### INPUT ROWS
— begin —
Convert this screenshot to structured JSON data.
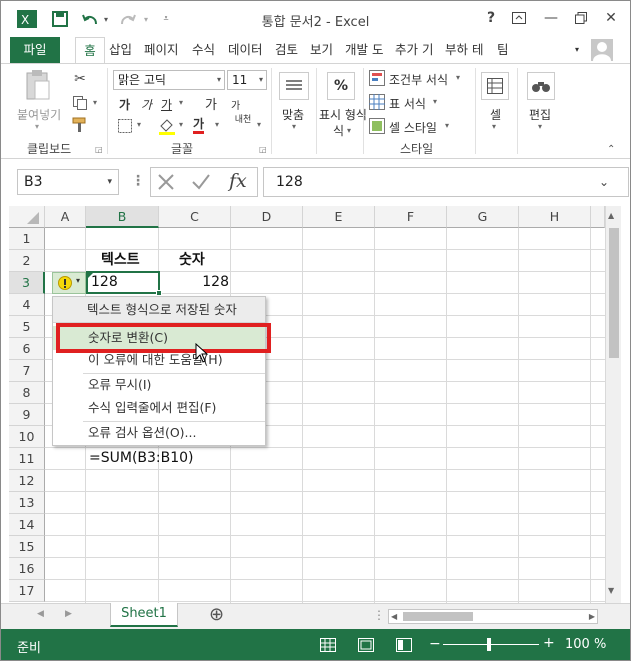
{
  "window": {
    "title": "통합 문서2 - Excel",
    "help": "?",
    "minimize": "—",
    "close": "✕"
  },
  "tabs": [
    "파일",
    "홈",
    "삽입",
    "페이지",
    "수식",
    "데이터",
    "검토",
    "보기",
    "개발 도",
    "추가 기",
    "부하 테",
    "팀"
  ],
  "ribbon": {
    "clipboard": {
      "paste": "붙여넣기",
      "label": "클립보드"
    },
    "font": {
      "name": "맑은 고딕",
      "size": "11",
      "bold": "가",
      "italic": "가",
      "underline": "가",
      "grow": "가",
      "shrink": "가",
      "color_a": "가",
      "phonetic": "내천",
      "label": "글꼴"
    },
    "align": {
      "label": "맞춤"
    },
    "number": {
      "label": "표시 형식",
      "label2": "식",
      "percent": "%"
    },
    "styles": {
      "conditional": "조건부 서식",
      "table": "표 서식",
      "cell": "셀 스타일",
      "label": "스타일"
    },
    "cells": {
      "label": "셀"
    },
    "editing": {
      "label": "편집"
    }
  },
  "formula_bar": {
    "namebox": "B3",
    "fx": "fx",
    "value": "128"
  },
  "grid": {
    "columns": [
      "A",
      "B",
      "C",
      "D",
      "E",
      "F",
      "G",
      "H"
    ],
    "rows": [
      "1",
      "2",
      "3",
      "4",
      "5",
      "6",
      "7",
      "8",
      "9",
      "10",
      "11",
      "12",
      "13",
      "14",
      "15",
      "16",
      "17"
    ],
    "cells": {
      "B2": "텍스트",
      "C2": "숫자",
      "B3": "128",
      "C3": "128",
      "B11": "=SUM(B3:B10)"
    }
  },
  "error_menu": {
    "header": "텍스트 형식으로 저장된 숫자",
    "items": [
      "숫자로 변환(C)",
      "이 오류에 대한 도움말(H)",
      "오류 무시(I)",
      "수식 입력줄에서 편집(F)",
      "오류 검사 옵션(O)..."
    ]
  },
  "sheet": {
    "tab": "Sheet1",
    "add": "⊕"
  },
  "status": {
    "mode": "준비",
    "zoom": "100 %"
  },
  "colors": {
    "accent": "#217346",
    "highlight": "#d9ead3",
    "callout": "#e02020"
  }
}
— end —
Copy out all the data without changing anything, and drop the pictures.

Convert this screenshot to structured JSON data.
{
  "window": {
    "title": "통합 문서2 - Excel",
    "help": "?",
    "minimize": "—",
    "close": "✕"
  },
  "tabs": [
    "파일",
    "홈",
    "삽입",
    "페이지",
    "수식",
    "데이터",
    "검토",
    "보기",
    "개발 도",
    "추가 기",
    "부하 테",
    "팀"
  ],
  "ribbon": {
    "clipboard": {
      "paste": "붙여넣기",
      "label": "클립보드"
    },
    "font": {
      "name": "맑은 고딕",
      "size": "11",
      "bold": "가",
      "italic": "가",
      "underline": "가",
      "grow": "가",
      "shrink": "가",
      "color_a": "가",
      "phonetic": "내천",
      "label": "글꼴"
    },
    "align": {
      "label": "맞춤"
    },
    "number": {
      "label": "표시 형식",
      "label2": "식",
      "percent": "%"
    },
    "styles": {
      "conditional": "조건부 서식",
      "table": "표 서식",
      "cell": "셀 스타일",
      "label": "스타일"
    },
    "cells": {
      "label": "셀"
    },
    "editing": {
      "label": "편집"
    }
  },
  "formula_bar": {
    "namebox": "B3",
    "fx": "fx",
    "value": "128"
  },
  "grid": {
    "columns": [
      "A",
      "B",
      "C",
      "D",
      "E",
      "F",
      "G",
      "H"
    ],
    "rows": [
      "1",
      "2",
      "3",
      "4",
      "5",
      "6",
      "7",
      "8",
      "9",
      "10",
      "11",
      "12",
      "13",
      "14",
      "15",
      "16",
      "17"
    ],
    "cells": {
      "B2": "텍스트",
      "C2": "숫자",
      "B3": "128",
      "C3": "128",
      "B11": "=SUM(B3:B10)"
    }
  },
  "error_menu": {
    "header": "텍스트 형식으로 저장된 숫자",
    "items": [
      "숫자로 변환(C)",
      "이 오류에 대한 도움말(H)",
      "오류 무시(I)",
      "수식 입력줄에서 편집(F)",
      "오류 검사 옵션(O)..."
    ]
  },
  "sheet": {
    "tab": "Sheet1",
    "add": "⊕"
  },
  "status": {
    "mode": "준비",
    "zoom": "100 %"
  },
  "colors": {
    "accent": "#217346",
    "highlight": "#d9ead3",
    "callout": "#e02020"
  }
}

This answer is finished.